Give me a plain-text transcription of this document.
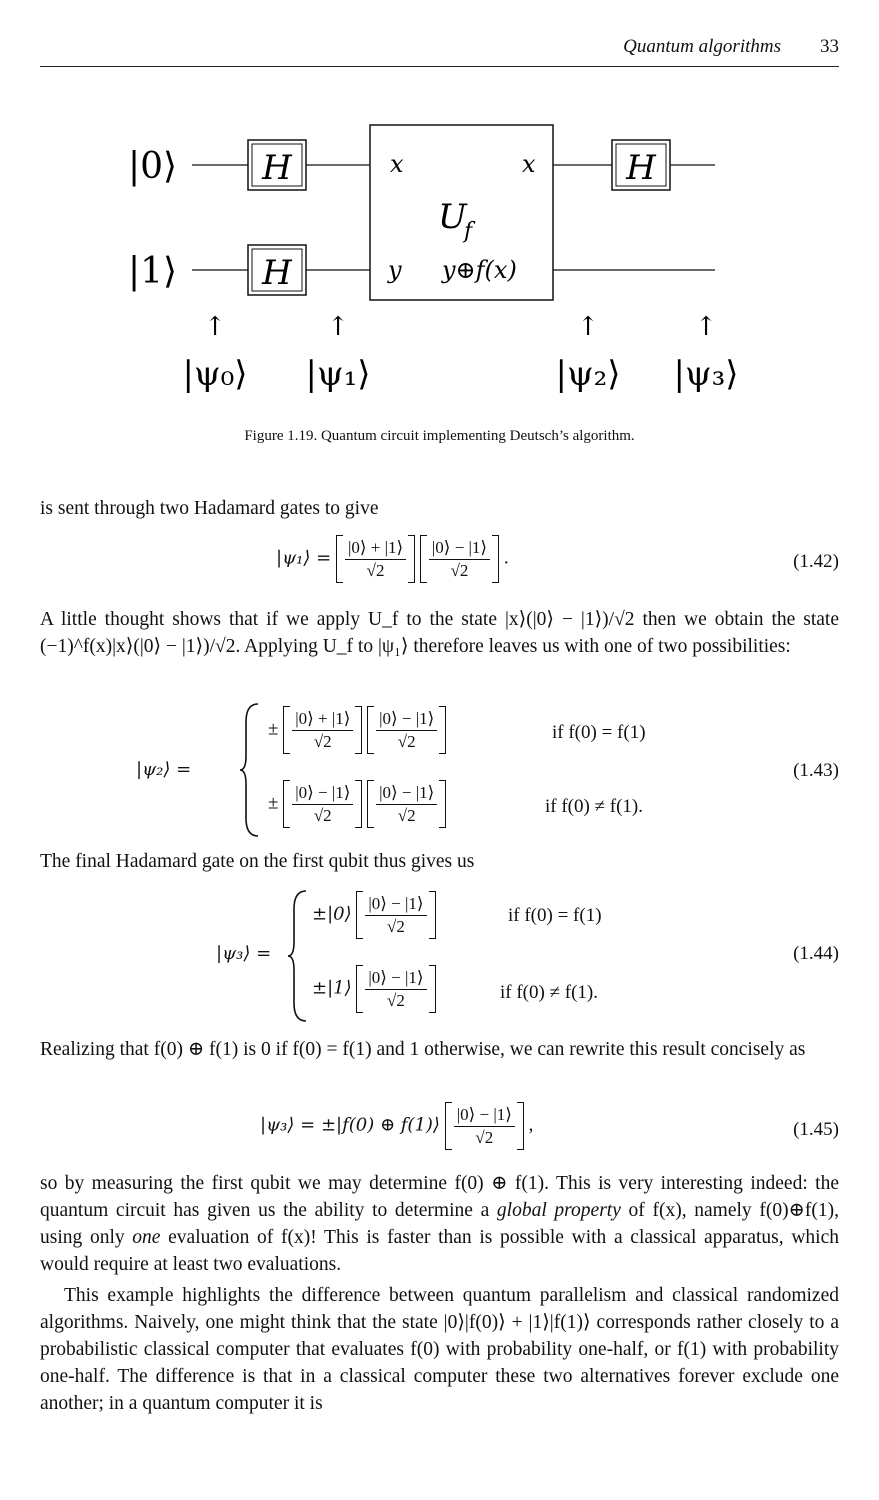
Quantum algorithms 33
|0⟩
|1⟩
H
H
H
x	x
U
f
y y⊕f(x)
↑	↑	↑	↑
|ψ₀⟩ |ψ₁⟩	|ψ₂⟩ |ψ₃⟩
Figure 1.19. Quantum circuit implementing Deutsch’s algorithm.
is sent through two Hadamard gates to give
|ψ₁⟩ = $\frac{|0⟩ + |1⟩}{√2}$
$\frac{|0⟩ - |1⟩}{√2}$ .	(1.42)
A little thought shows that if we apply U_f to the state |x⟩(|0⟩ − |1⟩)/√2 then we obtain the state (−1)^f(x)|x⟩(|0⟩ − |1⟩)/√2. Applying U_f to |ψ₁⟩ therefore leaves us with one of two possibilities:
|ψ₂⟩ =
± $\frac{|0⟩ + |1⟩}{√2}$
$\frac{|0⟩ - |1⟩}{√2}$	if f(0) = f(1)
± $\frac{|0⟩ - |1⟩}{√2}$
$\frac{|0⟩ - |1⟩}{√2}$	if f(0) ≠ f(1).
(1.43)
The final Hadamard gate on the first qubit thus gives us
|ψ₃⟩ =
±|0⟩ $\frac{|0⟩ - |1⟩}{√2}$	if f(0) = f(1)
±|1⟩ $\frac{|0⟩ - |1⟩}{√2}$	if f(0) ≠ f(1).
(1.44)
Realizing that f(0) ⊕ f(1) is 0 if f(0) = f(1) and 1 otherwise, we can rewrite this result concisely as
|ψ₃⟩ = ±|f(0) ⊕ f(1)⟩ $\frac{|0⟩ - |1⟩}{√2}$ ,	(1.45)
so by measuring the first qubit we may determine f(0) ⊕ f(1). This is very interesting indeed: the quantum circuit has given us the ability to determine a global property of f(x), namely f(0)⊕f(1), using only one evaluation of f(x)! This is faster than is possible with a classical apparatus, which would require at least two evaluations.
This example highlights the difference between quantum parallelism and classical randomized algorithms. Naively, one might think that the state |0⟩|f(0)⟩ + |1⟩|f(1)⟩ corresponds rather closely to a probabilistic classical computer that evaluates f(0) with probability one-half, or f(1) with probability one-half. The difference is that in a classical computer these two alternatives forever exclude one another; in a quantum computer it is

++++++++

Read through the entries and copy each line in which "first" appears.

The final Hadamard gate on the first qubit thus gives us
so by measuring the first qubit we may determine f(0) ⊕ f(1). This is very interesting indeed: the quantum circuit has given us the ability to determine a global property of f(x), namely f(0)⊕f(1), using only one evaluation of f(x)! This is faster than is possible with a classical apparatus, which would require at least two evaluations.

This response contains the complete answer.